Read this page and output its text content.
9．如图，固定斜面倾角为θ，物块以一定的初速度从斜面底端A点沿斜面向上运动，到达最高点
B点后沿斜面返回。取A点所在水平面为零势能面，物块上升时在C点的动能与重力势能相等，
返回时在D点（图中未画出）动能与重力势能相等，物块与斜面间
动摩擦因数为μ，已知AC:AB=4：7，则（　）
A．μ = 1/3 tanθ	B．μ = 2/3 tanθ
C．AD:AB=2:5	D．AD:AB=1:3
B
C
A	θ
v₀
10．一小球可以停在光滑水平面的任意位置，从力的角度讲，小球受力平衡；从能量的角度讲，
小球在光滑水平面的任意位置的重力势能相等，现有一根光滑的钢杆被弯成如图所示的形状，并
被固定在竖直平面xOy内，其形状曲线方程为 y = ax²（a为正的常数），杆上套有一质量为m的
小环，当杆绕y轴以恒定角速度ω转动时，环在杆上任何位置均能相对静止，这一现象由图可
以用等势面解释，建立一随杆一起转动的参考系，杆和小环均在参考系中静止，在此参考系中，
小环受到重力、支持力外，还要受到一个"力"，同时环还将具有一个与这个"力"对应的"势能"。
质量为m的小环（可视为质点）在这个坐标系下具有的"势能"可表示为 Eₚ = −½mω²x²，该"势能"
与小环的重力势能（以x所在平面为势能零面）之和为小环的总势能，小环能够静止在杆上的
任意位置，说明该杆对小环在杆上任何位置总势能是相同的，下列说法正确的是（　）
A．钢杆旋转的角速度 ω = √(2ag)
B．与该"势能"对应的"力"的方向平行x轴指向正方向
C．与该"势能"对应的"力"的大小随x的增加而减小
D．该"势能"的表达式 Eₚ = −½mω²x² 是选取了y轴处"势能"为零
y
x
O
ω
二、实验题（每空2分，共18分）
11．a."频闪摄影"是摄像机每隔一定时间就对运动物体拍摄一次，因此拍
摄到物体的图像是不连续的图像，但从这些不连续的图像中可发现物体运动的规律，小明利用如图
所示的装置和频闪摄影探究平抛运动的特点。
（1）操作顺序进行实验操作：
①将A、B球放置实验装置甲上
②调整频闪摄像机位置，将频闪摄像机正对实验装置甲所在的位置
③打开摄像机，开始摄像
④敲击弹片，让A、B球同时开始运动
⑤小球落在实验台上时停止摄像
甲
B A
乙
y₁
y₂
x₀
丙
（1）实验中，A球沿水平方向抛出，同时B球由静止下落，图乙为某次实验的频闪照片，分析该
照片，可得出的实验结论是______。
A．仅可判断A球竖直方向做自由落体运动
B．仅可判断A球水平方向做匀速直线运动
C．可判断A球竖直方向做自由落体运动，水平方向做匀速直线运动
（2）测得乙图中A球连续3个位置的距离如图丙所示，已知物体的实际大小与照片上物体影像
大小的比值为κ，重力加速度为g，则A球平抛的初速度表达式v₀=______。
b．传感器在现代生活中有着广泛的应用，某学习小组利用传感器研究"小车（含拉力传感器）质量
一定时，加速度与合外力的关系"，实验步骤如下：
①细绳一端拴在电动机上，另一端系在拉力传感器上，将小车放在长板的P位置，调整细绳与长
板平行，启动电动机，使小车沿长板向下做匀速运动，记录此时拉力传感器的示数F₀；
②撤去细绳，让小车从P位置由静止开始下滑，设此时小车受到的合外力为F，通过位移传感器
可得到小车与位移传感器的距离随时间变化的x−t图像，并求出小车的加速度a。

WHAT IS REQUIRED — Filter the records above for "½mω²x²" and copy every matching line.

OUTPUT BELOW —
质量为m的小环（可视为质点）在这个坐标系下具有的"势能"可表示为 Eₚ = −½mω²x²，该"势能"
D．该"势能"的表达式 Eₚ = −½mω²x² 是选取了y轴处"势能"为零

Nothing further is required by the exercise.